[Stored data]
────────────────────

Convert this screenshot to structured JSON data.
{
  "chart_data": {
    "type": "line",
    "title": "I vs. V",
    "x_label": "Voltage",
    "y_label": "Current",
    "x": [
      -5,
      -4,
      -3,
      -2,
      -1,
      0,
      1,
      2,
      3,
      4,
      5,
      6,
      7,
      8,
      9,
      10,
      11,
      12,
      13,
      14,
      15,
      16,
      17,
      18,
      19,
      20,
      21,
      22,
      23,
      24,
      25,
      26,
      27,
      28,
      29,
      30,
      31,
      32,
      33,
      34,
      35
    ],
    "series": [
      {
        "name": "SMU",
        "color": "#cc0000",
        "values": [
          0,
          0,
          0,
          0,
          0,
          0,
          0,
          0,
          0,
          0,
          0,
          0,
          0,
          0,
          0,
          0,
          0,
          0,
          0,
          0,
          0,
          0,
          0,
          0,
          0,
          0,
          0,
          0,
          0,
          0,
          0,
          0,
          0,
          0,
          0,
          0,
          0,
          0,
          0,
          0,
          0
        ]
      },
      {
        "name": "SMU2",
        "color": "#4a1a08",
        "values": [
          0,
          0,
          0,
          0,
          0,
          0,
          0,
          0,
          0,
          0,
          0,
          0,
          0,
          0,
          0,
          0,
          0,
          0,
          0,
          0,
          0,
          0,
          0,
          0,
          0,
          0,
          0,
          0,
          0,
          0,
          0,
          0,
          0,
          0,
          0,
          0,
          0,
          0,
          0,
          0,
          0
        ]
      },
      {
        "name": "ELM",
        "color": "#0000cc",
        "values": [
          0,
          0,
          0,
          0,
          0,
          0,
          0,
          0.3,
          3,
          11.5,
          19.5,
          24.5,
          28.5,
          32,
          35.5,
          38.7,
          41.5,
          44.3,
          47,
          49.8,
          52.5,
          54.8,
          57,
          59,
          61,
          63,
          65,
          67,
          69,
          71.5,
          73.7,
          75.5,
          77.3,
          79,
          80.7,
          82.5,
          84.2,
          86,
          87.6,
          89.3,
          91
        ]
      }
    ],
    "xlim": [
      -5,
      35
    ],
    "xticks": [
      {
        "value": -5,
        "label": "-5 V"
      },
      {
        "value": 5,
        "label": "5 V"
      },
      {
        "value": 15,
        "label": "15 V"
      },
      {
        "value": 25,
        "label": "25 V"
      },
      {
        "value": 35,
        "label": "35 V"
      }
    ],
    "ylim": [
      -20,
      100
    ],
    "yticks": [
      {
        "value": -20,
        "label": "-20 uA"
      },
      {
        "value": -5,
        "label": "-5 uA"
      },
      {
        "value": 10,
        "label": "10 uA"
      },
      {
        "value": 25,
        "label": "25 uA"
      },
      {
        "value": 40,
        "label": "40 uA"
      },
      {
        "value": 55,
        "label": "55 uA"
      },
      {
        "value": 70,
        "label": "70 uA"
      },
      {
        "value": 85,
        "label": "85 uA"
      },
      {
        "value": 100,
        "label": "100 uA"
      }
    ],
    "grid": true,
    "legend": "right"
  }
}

────────────────────

## OBJECTIVE
Retype the data in full and match it exactly.

## SOLUTION TO THE PROBLEM
Convert this screenshot to structured JSON data.
{
  "chart_data": {
    "type": "line",
    "title": "I vs. V",
    "x_label": "Voltage",
    "y_label": "Current",
    "x": [
      -5,
      -4,
      -3,
      -2,
      -1,
      0,
      1,
      2,
      3,
      4,
      5,
      6,
      7,
      8,
      9,
      10,
      11,
      12,
      13,
      14,
      15,
      16,
      17,
      18,
      19,
      20,
      21,
      22,
      23,
      24,
      25,
      26,
      27,
      28,
      29,
      30,
      31,
      32,
      33,
      34,
      35
    ],
    "series": [
      {
        "name": "SMU",
        "color": "#cc0000",
        "values": [
          0,
          0,
          0,
          0,
          0,
          0,
          0,
          0,
          0,
          0,
          0,
          0,
          0,
          0,
          0,
          0,
          0,
          0,
          0,
          0,
          0,
          0,
          0,
          0,
          0,
          0,
          0,
          0,
          0,
          0,
          0,
          0,
          0,
          0,
          0,
          0,
          0,
          0,
          0,
          0,
          0
        ]
      },
      {
        "name": "SMU2",
        "color": "#4a1a08",
        "values": [
          0,
          0,
          0,
          0,
          0,
          0,
          0,
          0,
          0,
          0,
          0,
          0,
          0,
          0,
          0,
          0,
          0,
          0,
          0,
          0,
          0,
          0,
          0,
          0,
          0,
          0,
          0,
          0,
          0,
          0,
          0,
          0,
          0,
          0,
          0,
          0,
          0,
          0,
          0,
          0,
          0
        ]
      },
      {
        "name": "ELM",
        "color": "#0000cc",
        "values": [
          0,
          0,
          0,
          0,
          0,
          0,
          0,
          0.3,
          3,
          11.5,
          19.5,
          24.5,
          28.5,
          32,
          35.5,
          38.7,
          41.5,
          44.3,
          47,
          49.8,
          52.5,
          54.8,
          57,
          59,
          61,
          63,
          65,
          67,
          69,
          71.5,
          73.7,
          75.5,
          77.3,
          79,
          80.7,
          82.5,
          84.2,
          86,
          87.6,
          89.3,
          91
        ]
      }
    ],
    "xlim": [
      -5,
      35
    ],
    "xticks": [
      {
        "value": -5,
        "label": "-5 V"
      },
      {
        "value": 5,
        "label": "5 V"
      },
      {
        "value": 15,
        "label": "15 V"
      },
      {
        "value": 25,
        "label": "25 V"
      },
      {
        "value": 35,
        "label": "35 V"
      }
    ],
    "ylim": [
      -20,
      100
    ],
    "yticks": [
      {
        "value": -20,
        "label": "-20 uA"
      },
      {
        "value": -5,
        "label": "-5 uA"
      },
      {
        "value": 10,
        "label": "10 uA"
      },
      {
        "value": 25,
        "label": "25 uA"
      },
      {
        "value": 40,
        "label": "40 uA"
      },
      {
        "value": 55,
        "label": "55 uA"
      },
      {
        "value": 70,
        "label": "70 uA"
      },
      {
        "value": 85,
        "label": "85 uA"
      },
      {
        "value": 100,
        "label": "100 uA"
      }
    ],
    "grid": true,
    "legend": "right"
  }
}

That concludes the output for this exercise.